◆ **Collected data entries**:
[start]
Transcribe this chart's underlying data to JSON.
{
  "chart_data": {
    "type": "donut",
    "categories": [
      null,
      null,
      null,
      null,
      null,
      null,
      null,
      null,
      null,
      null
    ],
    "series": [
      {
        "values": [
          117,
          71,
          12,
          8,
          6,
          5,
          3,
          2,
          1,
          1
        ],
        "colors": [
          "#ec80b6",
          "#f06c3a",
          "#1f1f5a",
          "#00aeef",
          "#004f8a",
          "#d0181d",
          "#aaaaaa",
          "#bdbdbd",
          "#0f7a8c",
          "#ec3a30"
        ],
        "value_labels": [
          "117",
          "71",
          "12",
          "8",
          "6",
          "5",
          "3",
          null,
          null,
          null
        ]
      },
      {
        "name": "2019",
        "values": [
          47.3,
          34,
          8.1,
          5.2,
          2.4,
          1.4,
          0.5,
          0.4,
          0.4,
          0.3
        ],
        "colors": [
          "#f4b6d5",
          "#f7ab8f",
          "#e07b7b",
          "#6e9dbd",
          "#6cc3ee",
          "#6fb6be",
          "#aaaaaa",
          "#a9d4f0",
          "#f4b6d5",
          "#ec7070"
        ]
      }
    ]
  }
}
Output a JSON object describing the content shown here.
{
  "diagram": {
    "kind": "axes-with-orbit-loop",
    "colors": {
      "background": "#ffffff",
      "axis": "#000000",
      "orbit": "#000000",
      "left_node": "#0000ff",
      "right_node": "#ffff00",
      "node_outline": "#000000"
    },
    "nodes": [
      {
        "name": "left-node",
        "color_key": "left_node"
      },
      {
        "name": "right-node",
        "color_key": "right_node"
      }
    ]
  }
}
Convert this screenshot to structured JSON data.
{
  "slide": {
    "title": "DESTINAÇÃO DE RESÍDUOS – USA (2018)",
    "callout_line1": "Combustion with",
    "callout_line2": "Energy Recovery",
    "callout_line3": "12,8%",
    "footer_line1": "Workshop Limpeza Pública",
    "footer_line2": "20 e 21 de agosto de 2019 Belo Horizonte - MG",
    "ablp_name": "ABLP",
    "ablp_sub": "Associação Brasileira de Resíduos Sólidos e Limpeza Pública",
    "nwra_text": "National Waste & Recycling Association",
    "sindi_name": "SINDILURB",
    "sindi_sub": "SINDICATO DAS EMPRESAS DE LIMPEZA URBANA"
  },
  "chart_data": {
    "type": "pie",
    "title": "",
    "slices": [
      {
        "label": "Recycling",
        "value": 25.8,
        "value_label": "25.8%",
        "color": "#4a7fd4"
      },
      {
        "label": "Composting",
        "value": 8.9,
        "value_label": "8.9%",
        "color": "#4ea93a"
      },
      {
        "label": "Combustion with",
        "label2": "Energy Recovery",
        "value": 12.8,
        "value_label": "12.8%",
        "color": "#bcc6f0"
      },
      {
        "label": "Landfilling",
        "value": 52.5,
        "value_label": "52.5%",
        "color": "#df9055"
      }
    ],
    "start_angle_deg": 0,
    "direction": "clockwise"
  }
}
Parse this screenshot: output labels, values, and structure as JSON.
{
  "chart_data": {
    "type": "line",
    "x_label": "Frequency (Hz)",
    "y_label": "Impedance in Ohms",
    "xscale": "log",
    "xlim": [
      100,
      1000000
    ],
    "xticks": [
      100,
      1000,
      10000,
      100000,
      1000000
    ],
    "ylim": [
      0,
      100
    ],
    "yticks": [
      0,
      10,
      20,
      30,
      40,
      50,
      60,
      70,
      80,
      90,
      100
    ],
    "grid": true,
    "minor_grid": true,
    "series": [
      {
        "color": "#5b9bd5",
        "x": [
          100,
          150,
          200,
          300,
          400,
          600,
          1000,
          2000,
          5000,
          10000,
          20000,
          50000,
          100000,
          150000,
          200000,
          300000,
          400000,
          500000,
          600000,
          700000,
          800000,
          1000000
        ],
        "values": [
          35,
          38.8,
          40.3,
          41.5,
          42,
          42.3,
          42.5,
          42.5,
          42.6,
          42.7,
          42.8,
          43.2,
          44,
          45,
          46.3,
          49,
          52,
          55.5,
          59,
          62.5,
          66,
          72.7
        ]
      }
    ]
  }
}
[end]
Say only how many lines in the records carry the word "title".

◆ **ANSWER TO THE TASK**:
2